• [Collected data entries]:

* * * * * * *

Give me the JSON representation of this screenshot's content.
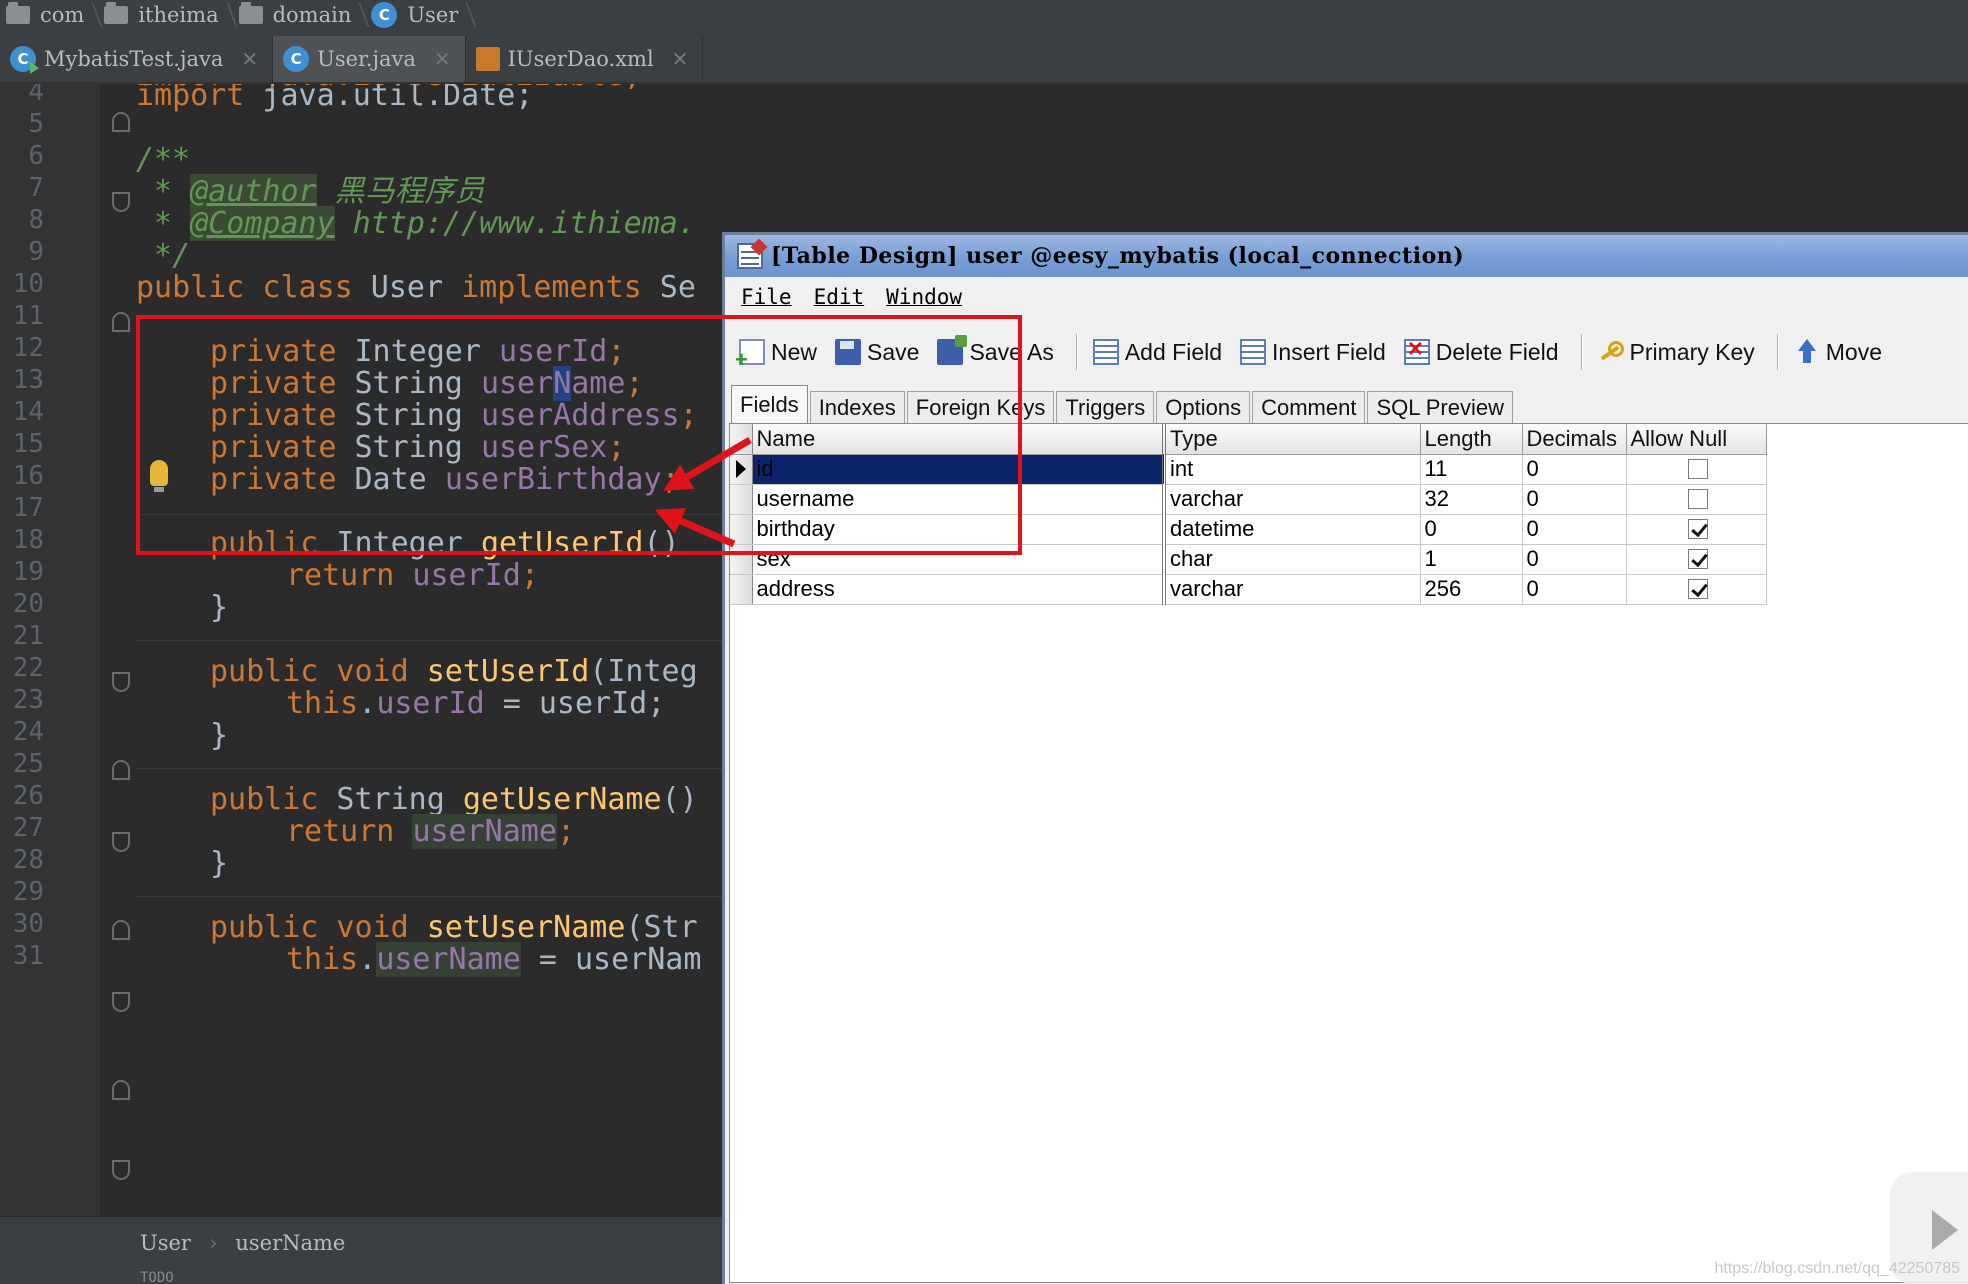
{
  "breadcrumb": [
    "com",
    "itheima",
    "domain",
    "User"
  ],
  "editor_tabs": [
    {
      "label": "MybatisTest.java",
      "icon": "java-run-icon"
    },
    {
      "label": "User.java",
      "icon": "java-class-icon"
    },
    {
      "label": "IUserDao.xml",
      "icon": "xml-file-icon"
    }
  ],
  "line_numbers": [
    "4",
    "5",
    "6",
    "7",
    "8",
    "9",
    "10",
    "11",
    "12",
    "13",
    "14",
    "15",
    "16",
    "17",
    "18",
    "19",
    "20",
    "21",
    "22",
    "23",
    "24",
    "25",
    "26",
    "27",
    "28",
    "29",
    "30",
    "31"
  ],
  "code": {
    "partial_top": "import java.io.Serializable;",
    "l4_kw": "import",
    "l4_rest": " java.util.Date;",
    "l6": "/**",
    "l7_star": " * ",
    "l7_tag": "@author",
    "l7_text": " 黑马程序员",
    "l8_star": " * ",
    "l8_tag": "@Company",
    "l8_text": " http://www.ithiema.",
    "l9": " */",
    "l10_kw1": "public class",
    "l10_name": " User ",
    "l10_kw2": "implements",
    "l10_rest": " Se",
    "l12_kw": "private",
    "l12_type": " Integer ",
    "l12_fld": "userId",
    "l12_end": ";",
    "l13_kw": "private",
    "l13_type": " String ",
    "l13_fld_a": "user",
    "l13_fld_b": "N",
    "l13_fld_c": "ame",
    "l13_end": ";",
    "l14_kw": "private",
    "l14_type": " String ",
    "l14_fld": "userAddress",
    "l14_end": ";",
    "l15_kw": "private",
    "l15_type": " String ",
    "l15_fld": "userSex",
    "l15_end": ";",
    "l16_kw": "private",
    "l16_type": " Date ",
    "l16_fld": "userBirthday",
    "l16_end": ";",
    "l18_kw": "public",
    "l18_type": " Integer ",
    "l18_fn": "getUserId",
    "l18_end": "()",
    "l19_kw": "return",
    "l19_fld": " userId",
    "l19_end": ";",
    "brace": "}",
    "l22_kw": "public void",
    "l22_fn": " setUserId",
    "l22_end": "(Integ",
    "l23_kw": "this",
    "l23_dot": ".",
    "l23_fld": "userId",
    "l23_end": " = userId;",
    "l26_kw": "public",
    "l26_type": " String ",
    "l26_fn": "getUserName",
    "l26_end": "()",
    "l27_kw": "return",
    "l27_sp": " ",
    "l27_fld": "userName",
    "l27_end": ";",
    "l30_kw": "public void",
    "l30_fn": " setUserName",
    "l30_end": "(Str",
    "l31_kw": "this",
    "l31_dot": ".",
    "l31_fld": "userName",
    "l31_end": " = userNam"
  },
  "status_path": [
    "User",
    "userName"
  ],
  "bottom_hint": "TODO",
  "navicat": {
    "title": "[Table Design] user @eesy_mybatis (local_connection)",
    "menu": [
      "File",
      "Edit",
      "Window"
    ],
    "toolbar": [
      {
        "label": "New",
        "icon": "new-table-icon"
      },
      {
        "label": "Save",
        "icon": "save-icon"
      },
      {
        "label": "Save As",
        "icon": "save-as-icon"
      },
      {
        "label": "Add Field",
        "icon": "add-field-icon"
      },
      {
        "label": "Insert Field",
        "icon": "insert-field-icon"
      },
      {
        "label": "Delete Field",
        "icon": "delete-field-icon"
      },
      {
        "label": "Primary Key",
        "icon": "key-icon"
      },
      {
        "label": "Move",
        "icon": "move-up-icon"
      }
    ],
    "tabs": [
      "Fields",
      "Indexes",
      "Foreign Keys",
      "Triggers",
      "Options",
      "Comment",
      "SQL Preview"
    ],
    "active_tab": "Fields",
    "columns": [
      "Name",
      "Type",
      "Length",
      "Decimals",
      "Allow Null"
    ],
    "rows": [
      {
        "name": "id",
        "type": "int",
        "length": "11",
        "decimals": "0",
        "allow_null": false,
        "selected": true
      },
      {
        "name": "username",
        "type": "varchar",
        "length": "32",
        "decimals": "0",
        "allow_null": false,
        "selected": false
      },
      {
        "name": "birthday",
        "type": "datetime",
        "length": "0",
        "decimals": "0",
        "allow_null": true,
        "selected": false
      },
      {
        "name": "sex",
        "type": "char",
        "length": "1",
        "decimals": "0",
        "allow_null": true,
        "selected": false
      },
      {
        "name": "address",
        "type": "varchar",
        "length": "256",
        "decimals": "0",
        "allow_null": true,
        "selected": false
      }
    ]
  },
  "annotation_color": "#e0121a",
  "watermark": "https://blog.csdn.net/qq_42250785"
}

* * * * * * *

Quote everything in the listing above exactly; pictures are the only thing to omit.

• [THE RESPONSE]:
Give me the JSON representation of this screenshot's content.
{
  "breadcrumb": [
    "com",
    "itheima",
    "domain",
    "User"
  ],
  "editor_tabs": [
    {
      "label": "MybatisTest.java",
      "icon": "java-run-icon"
    },
    {
      "label": "User.java",
      "icon": "java-class-icon"
    },
    {
      "label": "IUserDao.xml",
      "icon": "xml-file-icon"
    }
  ],
  "line_numbers": [
    "4",
    "5",
    "6",
    "7",
    "8",
    "9",
    "10",
    "11",
    "12",
    "13",
    "14",
    "15",
    "16",
    "17",
    "18",
    "19",
    "20",
    "21",
    "22",
    "23",
    "24",
    "25",
    "26",
    "27",
    "28",
    "29",
    "30",
    "31"
  ],
  "code": {
    "partial_top": "import java.io.Serializable;",
    "l4_kw": "import",
    "l4_rest": " java.util.Date;",
    "l6": "/**",
    "l7_star": " * ",
    "l7_tag": "@author",
    "l7_text": " 黑马程序员",
    "l8_star": " * ",
    "l8_tag": "@Company",
    "l8_text": " http://www.ithiema.",
    "l9": " */",
    "l10_kw1": "public class",
    "l10_name": " User ",
    "l10_kw2": "implements",
    "l10_rest": " Se",
    "l12_kw": "private",
    "l12_type": " Integer ",
    "l12_fld": "userId",
    "l12_end": ";",
    "l13_kw": "private",
    "l13_type": " String ",
    "l13_fld_a": "user",
    "l13_fld_b": "N",
    "l13_fld_c": "ame",
    "l13_end": ";",
    "l14_kw": "private",
    "l14_type": " String ",
    "l14_fld": "userAddress",
    "l14_end": ";",
    "l15_kw": "private",
    "l15_type": " String ",
    "l15_fld": "userSex",
    "l15_end": ";",
    "l16_kw": "private",
    "l16_type": " Date ",
    "l16_fld": "userBirthday",
    "l16_end": ";",
    "l18_kw": "public",
    "l18_type": " Integer ",
    "l18_fn": "getUserId",
    "l18_end": "()",
    "l19_kw": "return",
    "l19_fld": " userId",
    "l19_end": ";",
    "brace": "}",
    "l22_kw": "public void",
    "l22_fn": " setUserId",
    "l22_end": "(Integ",
    "l23_kw": "this",
    "l23_dot": ".",
    "l23_fld": "userId",
    "l23_end": " = userId;",
    "l26_kw": "public",
    "l26_type": " String ",
    "l26_fn": "getUserName",
    "l26_end": "()",
    "l27_kw": "return",
    "l27_sp": " ",
    "l27_fld": "userName",
    "l27_end": ";",
    "l30_kw": "public void",
    "l30_fn": " setUserName",
    "l30_end": "(Str",
    "l31_kw": "this",
    "l31_dot": ".",
    "l31_fld": "userName",
    "l31_end": " = userNam"
  },
  "status_path": [
    "User",
    "userName"
  ],
  "bottom_hint": "TODO",
  "navicat": {
    "title": "[Table Design] user @eesy_mybatis (local_connection)",
    "menu": [
      "File",
      "Edit",
      "Window"
    ],
    "toolbar": [
      {
        "label": "New",
        "icon": "new-table-icon"
      },
      {
        "label": "Save",
        "icon": "save-icon"
      },
      {
        "label": "Save As",
        "icon": "save-as-icon"
      },
      {
        "label": "Add Field",
        "icon": "add-field-icon"
      },
      {
        "label": "Insert Field",
        "icon": "insert-field-icon"
      },
      {
        "label": "Delete Field",
        "icon": "delete-field-icon"
      },
      {
        "label": "Primary Key",
        "icon": "key-icon"
      },
      {
        "label": "Move",
        "icon": "move-up-icon"
      }
    ],
    "tabs": [
      "Fields",
      "Indexes",
      "Foreign Keys",
      "Triggers",
      "Options",
      "Comment",
      "SQL Preview"
    ],
    "active_tab": "Fields",
    "columns": [
      "Name",
      "Type",
      "Length",
      "Decimals",
      "Allow Null"
    ],
    "rows": [
      {
        "name": "id",
        "type": "int",
        "length": "11",
        "decimals": "0",
        "allow_null": false,
        "selected": true
      },
      {
        "name": "username",
        "type": "varchar",
        "length": "32",
        "decimals": "0",
        "allow_null": false,
        "selected": false
      },
      {
        "name": "birthday",
        "type": "datetime",
        "length": "0",
        "decimals": "0",
        "allow_null": true,
        "selected": false
      },
      {
        "name": "sex",
        "type": "char",
        "length": "1",
        "decimals": "0",
        "allow_null": true,
        "selected": false
      },
      {
        "name": "address",
        "type": "varchar",
        "length": "256",
        "decimals": "0",
        "allow_null": true,
        "selected": false
      }
    ]
  },
  "annotation_color": "#e0121a",
  "watermark": "https://blog.csdn.net/qq_42250785"
}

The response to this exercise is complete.